Challenges —
**A.** Can you rewrite the paragraph of the forum thread that begins "Remember I'm actually talking about the control arm" more briefly, keeping its main facts?
**B.** Do these statements agree with the forum thread? (i) parsonsj intends to powder coat the ball joint itself. (ii) For the lower control arm, parsonsj wants as much durability as possible. (iii) After parsonsj's reply, BRIAN drops the idea of matching paint. Answer yes or no for each, quoting the words of the forum thread that decide it.

Passage to read —
--------------------

Don't some ball joints have nylon linings?

They are going to get covered with boot and the grease that oozes out.

I like detail but this is a driver right?


Buy yourself a quality paint system as think of all the other parts you are going to want to match in color.

Can they be gun blued? (not sure on spelling)

parsonsj
08-30-2005, 10:33 PM
Brian,

Remember I'm actually talking about the control arm, not the ball joint (my thread title is a bit misleading). I'm not trying to powder coat the ball joint itself.

My ball joints do not have have nylon linings. Steel on steel.

You do have a point on the painting of all the other little parts, and I need to do that. But for a lower control arm, I want as much durability as possible.

jp

BRIAN
08-31-2005, 07:31 PM
Understood but I would still think about the matching paint as if your car is as detailed as it looks you will be dropping of a lot of parts.

--------------------

Raw data —
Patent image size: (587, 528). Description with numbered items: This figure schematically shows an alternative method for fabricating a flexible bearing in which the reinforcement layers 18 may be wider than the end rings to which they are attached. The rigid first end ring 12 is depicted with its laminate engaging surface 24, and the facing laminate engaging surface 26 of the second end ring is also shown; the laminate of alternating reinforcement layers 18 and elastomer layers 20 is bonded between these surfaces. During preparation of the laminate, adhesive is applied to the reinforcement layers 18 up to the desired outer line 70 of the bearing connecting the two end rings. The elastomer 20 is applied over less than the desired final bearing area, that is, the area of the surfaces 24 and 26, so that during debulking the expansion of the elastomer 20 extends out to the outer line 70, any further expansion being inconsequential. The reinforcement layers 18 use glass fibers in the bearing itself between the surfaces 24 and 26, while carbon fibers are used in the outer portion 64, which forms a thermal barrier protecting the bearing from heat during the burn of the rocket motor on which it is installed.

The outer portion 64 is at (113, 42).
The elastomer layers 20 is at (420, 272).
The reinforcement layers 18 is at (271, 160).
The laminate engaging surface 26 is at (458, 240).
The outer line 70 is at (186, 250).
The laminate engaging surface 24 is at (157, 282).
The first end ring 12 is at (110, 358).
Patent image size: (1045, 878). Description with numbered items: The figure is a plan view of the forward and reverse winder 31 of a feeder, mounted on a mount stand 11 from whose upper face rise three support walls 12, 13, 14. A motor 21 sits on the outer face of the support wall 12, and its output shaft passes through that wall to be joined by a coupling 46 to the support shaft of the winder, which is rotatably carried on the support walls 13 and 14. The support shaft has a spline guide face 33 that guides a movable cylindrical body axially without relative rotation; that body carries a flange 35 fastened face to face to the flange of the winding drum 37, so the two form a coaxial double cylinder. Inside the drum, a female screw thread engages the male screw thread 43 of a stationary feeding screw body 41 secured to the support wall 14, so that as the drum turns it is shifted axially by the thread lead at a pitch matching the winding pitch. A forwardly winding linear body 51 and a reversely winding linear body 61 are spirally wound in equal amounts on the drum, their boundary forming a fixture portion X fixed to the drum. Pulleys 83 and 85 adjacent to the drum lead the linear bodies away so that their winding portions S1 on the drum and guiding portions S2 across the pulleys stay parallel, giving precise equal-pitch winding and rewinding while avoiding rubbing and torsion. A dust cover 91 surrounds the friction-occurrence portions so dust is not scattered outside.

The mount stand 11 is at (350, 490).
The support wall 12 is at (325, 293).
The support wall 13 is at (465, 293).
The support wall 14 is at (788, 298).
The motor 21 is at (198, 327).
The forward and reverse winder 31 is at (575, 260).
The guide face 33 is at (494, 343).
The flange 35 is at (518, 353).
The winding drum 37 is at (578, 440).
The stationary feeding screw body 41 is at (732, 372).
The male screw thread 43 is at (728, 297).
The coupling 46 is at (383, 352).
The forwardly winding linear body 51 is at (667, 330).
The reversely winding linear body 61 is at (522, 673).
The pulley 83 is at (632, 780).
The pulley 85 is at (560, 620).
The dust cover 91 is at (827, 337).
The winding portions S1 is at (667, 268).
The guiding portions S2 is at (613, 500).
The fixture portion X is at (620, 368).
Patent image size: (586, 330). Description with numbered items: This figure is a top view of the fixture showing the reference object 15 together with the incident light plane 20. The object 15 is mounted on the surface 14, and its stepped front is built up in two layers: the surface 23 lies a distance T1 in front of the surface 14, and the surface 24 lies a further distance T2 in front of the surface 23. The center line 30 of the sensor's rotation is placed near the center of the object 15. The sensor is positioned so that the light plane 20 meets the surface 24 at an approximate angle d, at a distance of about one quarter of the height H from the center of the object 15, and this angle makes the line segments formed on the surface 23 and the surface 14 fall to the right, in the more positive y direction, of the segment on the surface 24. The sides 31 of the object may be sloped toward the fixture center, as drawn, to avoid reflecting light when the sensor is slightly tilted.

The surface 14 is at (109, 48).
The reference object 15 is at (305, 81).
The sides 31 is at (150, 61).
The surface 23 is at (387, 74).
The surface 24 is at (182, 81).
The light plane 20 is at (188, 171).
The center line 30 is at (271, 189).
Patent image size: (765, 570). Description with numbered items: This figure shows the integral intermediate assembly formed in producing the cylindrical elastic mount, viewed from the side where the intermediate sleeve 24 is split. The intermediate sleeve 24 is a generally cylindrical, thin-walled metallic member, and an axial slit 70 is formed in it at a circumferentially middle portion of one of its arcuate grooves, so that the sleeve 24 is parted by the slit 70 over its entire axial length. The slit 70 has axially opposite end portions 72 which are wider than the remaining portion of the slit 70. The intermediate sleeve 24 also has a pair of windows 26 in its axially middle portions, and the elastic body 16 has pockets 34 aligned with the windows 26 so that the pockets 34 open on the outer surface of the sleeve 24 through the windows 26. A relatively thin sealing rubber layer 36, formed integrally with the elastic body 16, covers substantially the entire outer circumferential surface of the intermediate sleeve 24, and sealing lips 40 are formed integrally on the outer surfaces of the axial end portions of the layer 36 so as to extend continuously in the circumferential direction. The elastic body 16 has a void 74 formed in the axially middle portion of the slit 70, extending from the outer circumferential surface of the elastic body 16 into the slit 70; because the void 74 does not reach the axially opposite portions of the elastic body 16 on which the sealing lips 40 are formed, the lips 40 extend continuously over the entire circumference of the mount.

--------------------

Solutions to the problems —
**A.** The subject is the control arm, not the ball joint, despite the misleading thread title. The ball joint itself will not be powder coated.

**B.**
(i) No: "I'm not trying to powder coat the ball joint itself."
(ii) Yes: "But for a lower control arm, I want as much durability as possible."
(iii) No: "Understood but I would still think about the matching paint"